● **WHAT IS EXPECTED**: In the listing below, locate the line containing "OCR this image."; reproduce that line and all lines that follow it, unchanged.

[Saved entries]
____

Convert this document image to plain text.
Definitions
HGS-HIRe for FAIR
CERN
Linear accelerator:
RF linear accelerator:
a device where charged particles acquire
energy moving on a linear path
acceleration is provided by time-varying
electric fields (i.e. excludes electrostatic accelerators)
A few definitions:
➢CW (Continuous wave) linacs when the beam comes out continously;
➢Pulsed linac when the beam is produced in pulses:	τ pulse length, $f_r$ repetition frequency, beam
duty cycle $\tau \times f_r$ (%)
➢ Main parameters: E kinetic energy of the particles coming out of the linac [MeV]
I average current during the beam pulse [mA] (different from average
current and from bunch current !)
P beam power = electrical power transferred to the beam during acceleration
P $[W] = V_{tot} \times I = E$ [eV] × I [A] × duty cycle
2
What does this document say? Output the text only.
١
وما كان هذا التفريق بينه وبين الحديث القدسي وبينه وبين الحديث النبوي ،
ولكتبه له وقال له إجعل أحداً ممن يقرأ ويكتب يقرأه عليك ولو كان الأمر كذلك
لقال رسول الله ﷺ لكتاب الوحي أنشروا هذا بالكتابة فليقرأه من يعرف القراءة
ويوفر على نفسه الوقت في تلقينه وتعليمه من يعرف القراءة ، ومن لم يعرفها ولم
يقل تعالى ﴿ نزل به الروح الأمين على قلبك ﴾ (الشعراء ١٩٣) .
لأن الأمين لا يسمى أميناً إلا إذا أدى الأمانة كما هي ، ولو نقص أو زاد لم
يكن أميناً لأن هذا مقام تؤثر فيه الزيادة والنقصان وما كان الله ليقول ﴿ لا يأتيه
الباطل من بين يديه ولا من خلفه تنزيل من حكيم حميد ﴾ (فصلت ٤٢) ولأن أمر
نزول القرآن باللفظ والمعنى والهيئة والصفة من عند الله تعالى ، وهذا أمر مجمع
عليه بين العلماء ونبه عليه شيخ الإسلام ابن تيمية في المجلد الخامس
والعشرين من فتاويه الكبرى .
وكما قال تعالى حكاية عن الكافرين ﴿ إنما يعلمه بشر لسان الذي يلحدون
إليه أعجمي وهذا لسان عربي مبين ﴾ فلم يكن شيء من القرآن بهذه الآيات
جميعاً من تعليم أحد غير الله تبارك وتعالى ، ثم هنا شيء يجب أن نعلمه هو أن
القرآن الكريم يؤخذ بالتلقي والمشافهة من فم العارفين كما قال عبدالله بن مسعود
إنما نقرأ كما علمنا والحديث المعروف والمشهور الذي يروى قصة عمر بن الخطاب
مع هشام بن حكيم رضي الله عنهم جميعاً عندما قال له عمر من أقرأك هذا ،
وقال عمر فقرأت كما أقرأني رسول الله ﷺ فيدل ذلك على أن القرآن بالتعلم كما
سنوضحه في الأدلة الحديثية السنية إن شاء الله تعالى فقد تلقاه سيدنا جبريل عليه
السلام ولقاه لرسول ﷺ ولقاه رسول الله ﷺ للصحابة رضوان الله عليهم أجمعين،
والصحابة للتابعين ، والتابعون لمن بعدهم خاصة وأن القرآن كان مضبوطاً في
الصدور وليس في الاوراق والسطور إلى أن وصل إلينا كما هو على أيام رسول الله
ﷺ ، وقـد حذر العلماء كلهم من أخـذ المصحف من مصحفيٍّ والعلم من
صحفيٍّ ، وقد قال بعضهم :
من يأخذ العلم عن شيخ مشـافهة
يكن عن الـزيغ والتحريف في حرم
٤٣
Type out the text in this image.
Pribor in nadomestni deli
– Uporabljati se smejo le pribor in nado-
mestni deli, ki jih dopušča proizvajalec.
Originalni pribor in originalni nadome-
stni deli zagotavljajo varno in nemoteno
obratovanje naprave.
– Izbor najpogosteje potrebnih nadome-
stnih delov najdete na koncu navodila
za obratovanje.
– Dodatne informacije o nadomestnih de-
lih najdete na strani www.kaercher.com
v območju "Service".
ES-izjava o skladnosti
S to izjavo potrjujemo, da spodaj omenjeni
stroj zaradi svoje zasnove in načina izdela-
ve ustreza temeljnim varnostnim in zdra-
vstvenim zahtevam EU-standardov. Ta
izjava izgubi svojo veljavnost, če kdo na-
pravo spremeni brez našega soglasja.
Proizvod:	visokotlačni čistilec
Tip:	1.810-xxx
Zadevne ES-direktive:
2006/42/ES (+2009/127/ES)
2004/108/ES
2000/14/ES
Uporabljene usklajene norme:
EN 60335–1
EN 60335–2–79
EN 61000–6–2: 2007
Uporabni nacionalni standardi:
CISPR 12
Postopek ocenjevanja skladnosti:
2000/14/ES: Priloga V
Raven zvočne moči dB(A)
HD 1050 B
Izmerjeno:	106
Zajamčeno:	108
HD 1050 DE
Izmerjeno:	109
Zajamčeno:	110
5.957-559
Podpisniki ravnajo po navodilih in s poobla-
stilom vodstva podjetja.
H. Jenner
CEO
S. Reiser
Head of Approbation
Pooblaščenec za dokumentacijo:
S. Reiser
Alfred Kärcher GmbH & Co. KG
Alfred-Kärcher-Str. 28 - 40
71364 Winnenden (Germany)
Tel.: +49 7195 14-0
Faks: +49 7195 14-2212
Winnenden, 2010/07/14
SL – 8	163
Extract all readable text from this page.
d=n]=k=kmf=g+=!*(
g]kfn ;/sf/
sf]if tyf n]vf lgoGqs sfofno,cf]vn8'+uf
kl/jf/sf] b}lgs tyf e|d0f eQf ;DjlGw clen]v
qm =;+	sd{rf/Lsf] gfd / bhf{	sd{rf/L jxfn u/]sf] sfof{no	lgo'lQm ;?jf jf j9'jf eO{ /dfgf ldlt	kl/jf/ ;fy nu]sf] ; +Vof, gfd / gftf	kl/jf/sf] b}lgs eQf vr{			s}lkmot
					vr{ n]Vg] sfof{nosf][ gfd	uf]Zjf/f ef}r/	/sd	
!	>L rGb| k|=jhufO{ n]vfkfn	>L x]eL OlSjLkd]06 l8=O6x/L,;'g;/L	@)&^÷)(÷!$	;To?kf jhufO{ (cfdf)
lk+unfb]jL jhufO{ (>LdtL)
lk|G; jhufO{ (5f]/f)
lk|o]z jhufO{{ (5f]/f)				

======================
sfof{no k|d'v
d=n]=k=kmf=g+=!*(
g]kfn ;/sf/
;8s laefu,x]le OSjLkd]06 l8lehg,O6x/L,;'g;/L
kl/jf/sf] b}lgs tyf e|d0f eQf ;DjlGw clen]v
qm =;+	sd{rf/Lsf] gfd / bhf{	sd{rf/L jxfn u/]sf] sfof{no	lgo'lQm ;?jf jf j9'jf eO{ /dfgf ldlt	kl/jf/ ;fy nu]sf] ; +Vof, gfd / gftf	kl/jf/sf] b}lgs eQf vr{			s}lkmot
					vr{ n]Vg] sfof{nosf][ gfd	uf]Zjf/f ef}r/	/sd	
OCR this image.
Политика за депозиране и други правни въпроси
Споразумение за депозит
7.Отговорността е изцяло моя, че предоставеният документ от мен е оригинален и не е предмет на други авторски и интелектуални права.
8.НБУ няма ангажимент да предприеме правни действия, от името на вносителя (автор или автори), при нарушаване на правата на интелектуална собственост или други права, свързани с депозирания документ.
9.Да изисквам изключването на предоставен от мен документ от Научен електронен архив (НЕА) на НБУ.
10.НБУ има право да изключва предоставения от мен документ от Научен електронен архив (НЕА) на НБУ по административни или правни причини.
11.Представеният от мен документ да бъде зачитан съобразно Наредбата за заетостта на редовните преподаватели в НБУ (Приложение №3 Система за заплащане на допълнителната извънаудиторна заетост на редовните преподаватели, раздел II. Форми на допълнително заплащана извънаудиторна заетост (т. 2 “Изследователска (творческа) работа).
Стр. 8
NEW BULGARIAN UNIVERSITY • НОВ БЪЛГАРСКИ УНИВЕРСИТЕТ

____

● **OUTPUT OF THE TASK**:
OCR this image.
Политика за депозиране и други правни въпроси
Споразумение за депозит
7.Отговорността е изцяло моя, че предоставеният документ от мен е оригинален и не е предмет на други авторски и интелектуални права.
8.НБУ няма ангажимент да предприеме правни действия, от името на вносителя (автор или автори), при нарушаване на правата на интелектуална собственост или други права, свързани с депозирания документ.
9.Да изисквам изключването на предоставен от мен документ от Научен електронен архив (НЕА) на НБУ.
10.НБУ има право да изключва предоставения от мен документ от Научен електронен архив (НЕА) на НБУ по административни или правни причини.
11.Представеният от мен документ да бъде зачитан съобразно Наредбата за заетостта на редовните преподаватели в НБУ (Приложение №3 Система за заплащане на допълнителната извънаудиторна заетост на редовните преподаватели, раздел II. Форми на допълнително заплащана извънаудиторна заетост (т. 2 “Изследователска (творческа) работа).
Стр. 8
NEW BULGARIAN UNIVERSITY • НОВ БЪЛГАРСКИ УНИВЕРСИТЕТ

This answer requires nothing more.